Required task —
All lines in which the word "value" occurs are to be extracted.

Recorded information —

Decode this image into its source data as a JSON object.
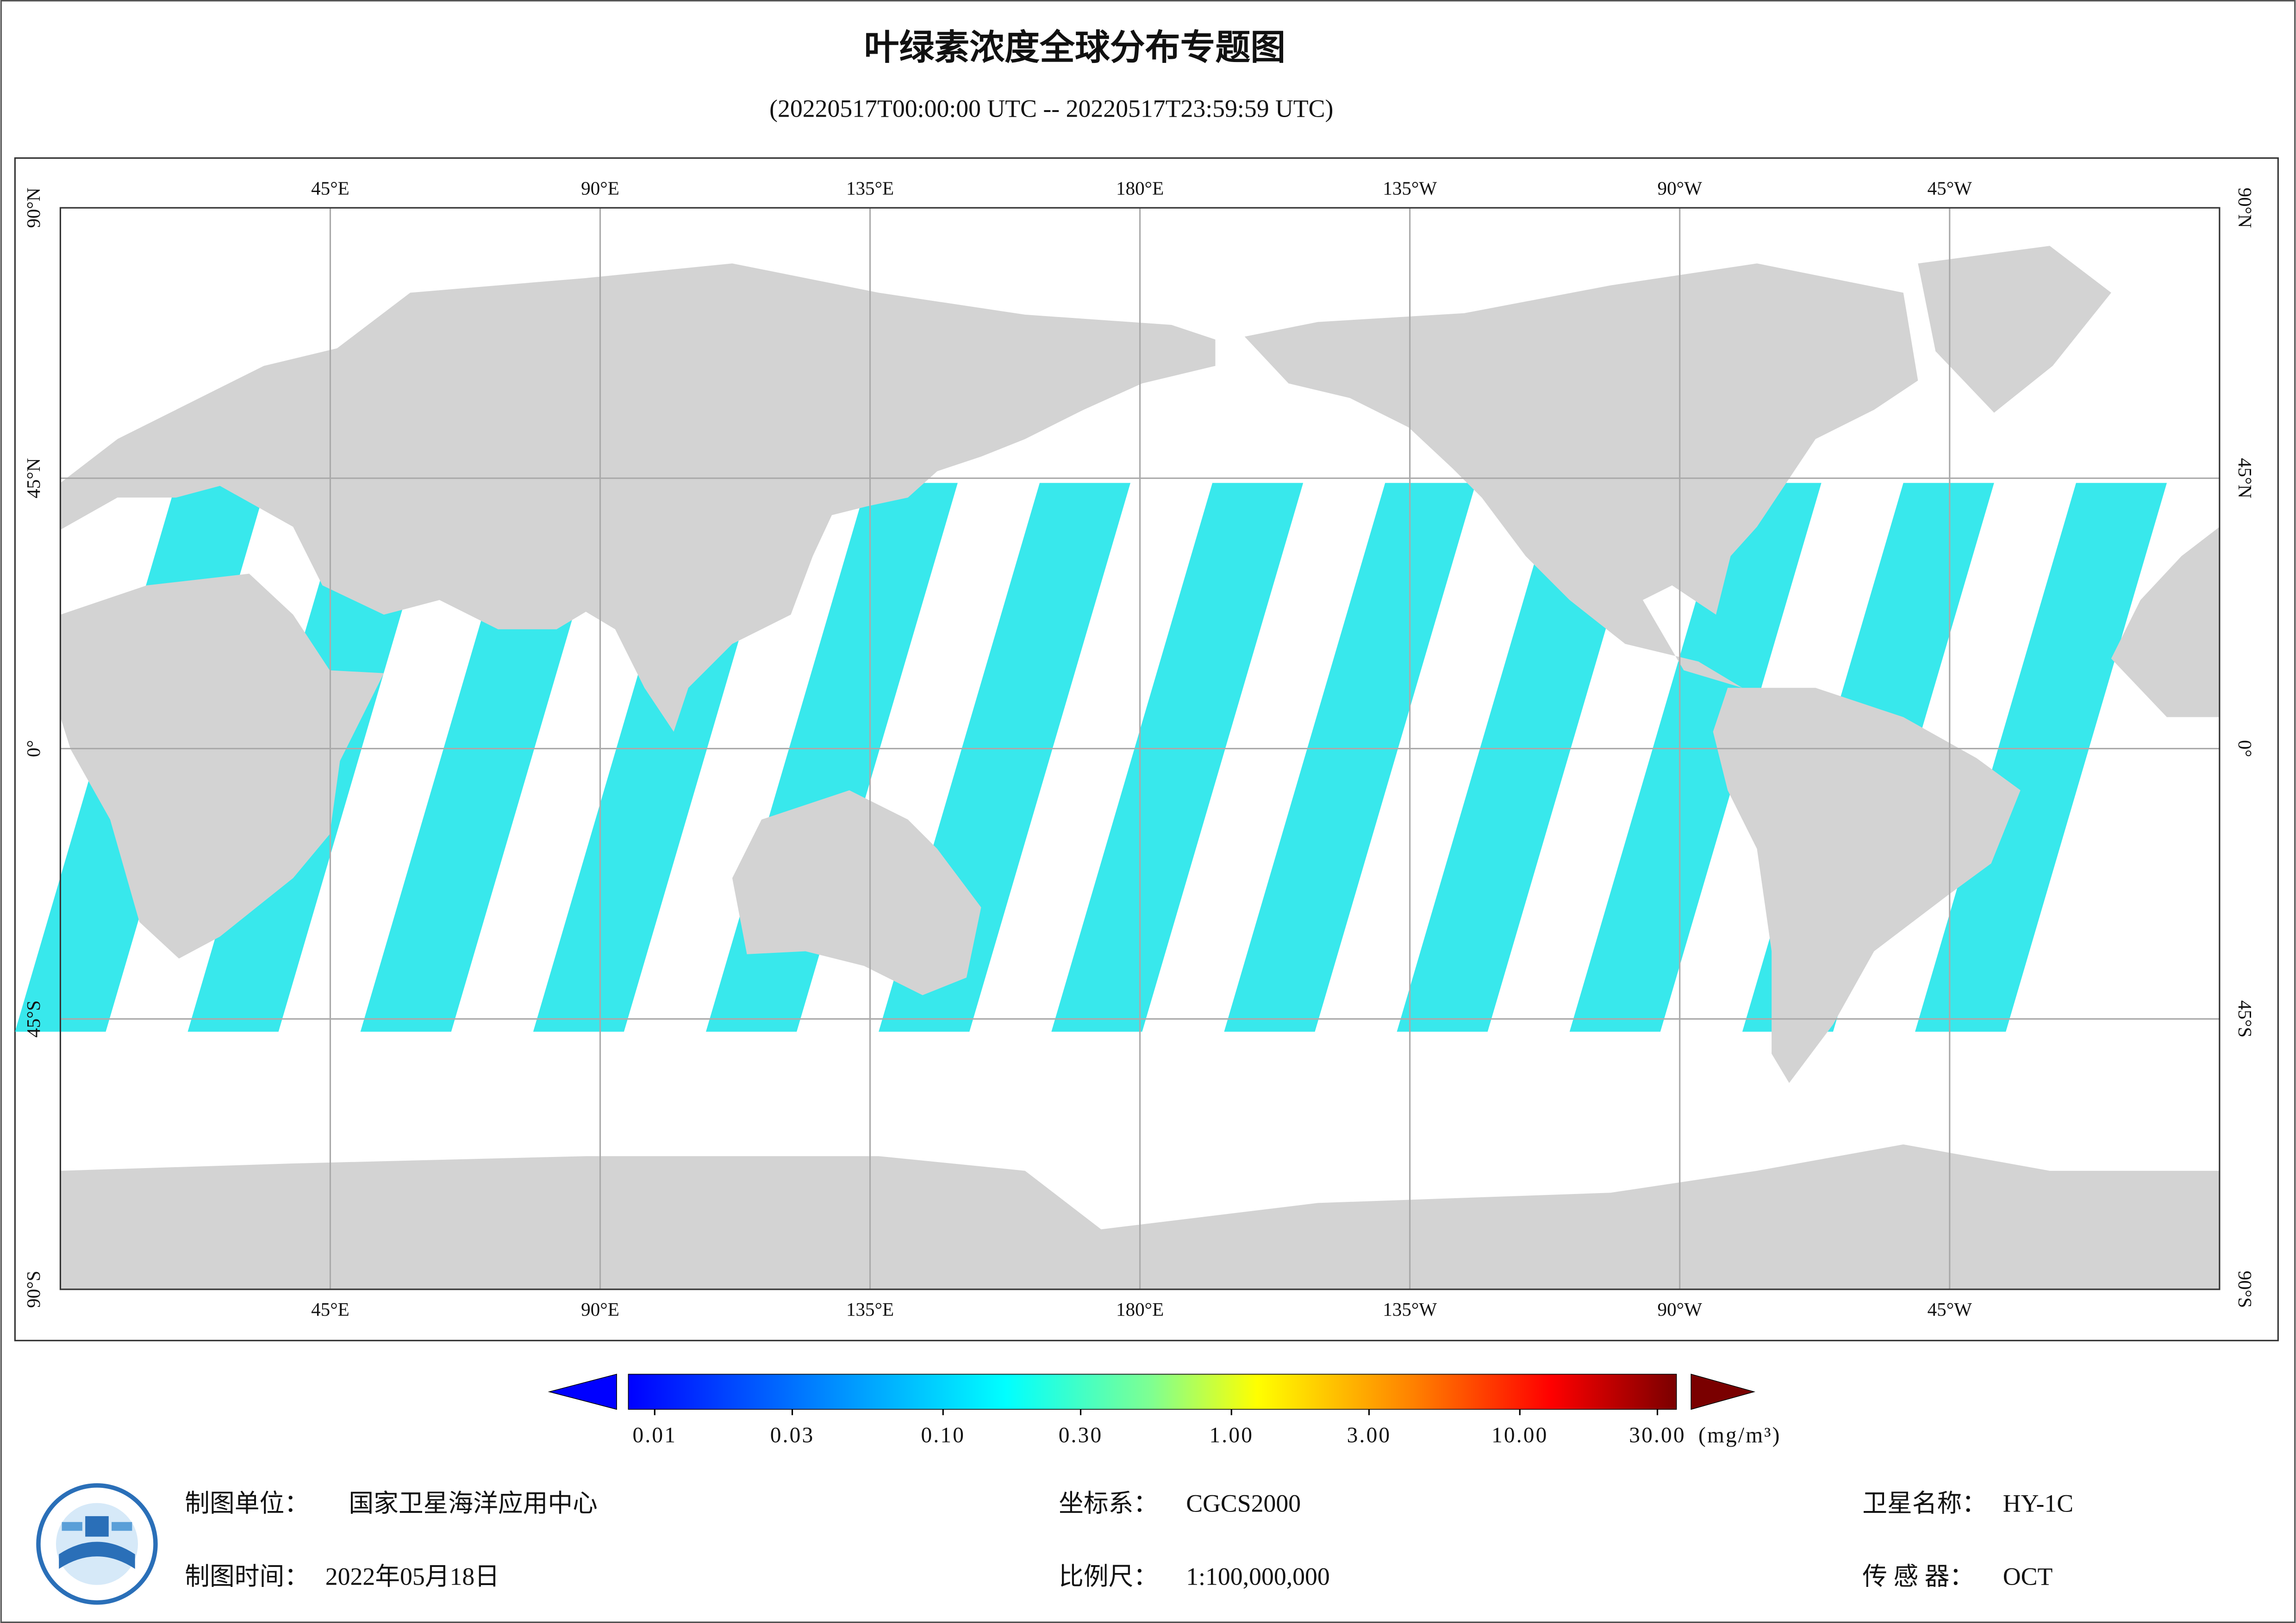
{
  "header": {
    "title": "叶绿素浓度全球分布专题图",
    "subtitle": "(20220517T00:00:00 UTC -- 20220517T23:59:59 UTC)"
  },
  "map": {
    "lon_labels": [
      "45°E",
      "90°E",
      "135°E",
      "180°E",
      "135°W",
      "90°W",
      "45°W"
    ],
    "lat_labels": [
      "90°N",
      "45°N",
      "0°",
      "45°S",
      "90°S"
    ]
  },
  "colorbar": {
    "ticks": [
      0.01,
      0.03,
      {
        "value": 0.1,
        "label": "0.10"
      },
      {
        "value": 0.3,
        "label": "0.30"
      },
      {
        "value": 1,
        "label": "1.00"
      },
      {
        "value": 3,
        "label": "3.00"
      },
      {
        "value": 10,
        "label": "10.00"
      },
      {
        "value": 30,
        "label": "30.00"
      }
    ],
    "unit": "(mg/m³)"
  },
  "footer": [
    {
      "label": "制图单位：",
      "value": "国家卫星海洋应用中心"
    },
    {
      "label": "坐标系：",
      "value": "CGCS2000"
    },
    {
      "label": "卫星名称：",
      "value": "HY-1C"
    },
    {
      "label": "制图时间：",
      "value": "2022年05月18日"
    },
    {
      "label": "比例尺：",
      "value": "1:100,000,000"
    },
    {
      "label": "传 感 器：",
      "value": "OCT"
    }
  ]
}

Exercise response —
        "value": 0.1,
        "value": 0.3,
        "value": 1,
        "value": 3,
        "value": 10,
        "value": 30,
      "value": "国家卫星海洋应用中心"
      "value": "CGCS2000"
      "value": "HY-1C"
      "value": "2022年05月18日"
      "value": "1:100,000,000"
      "value": "OCT"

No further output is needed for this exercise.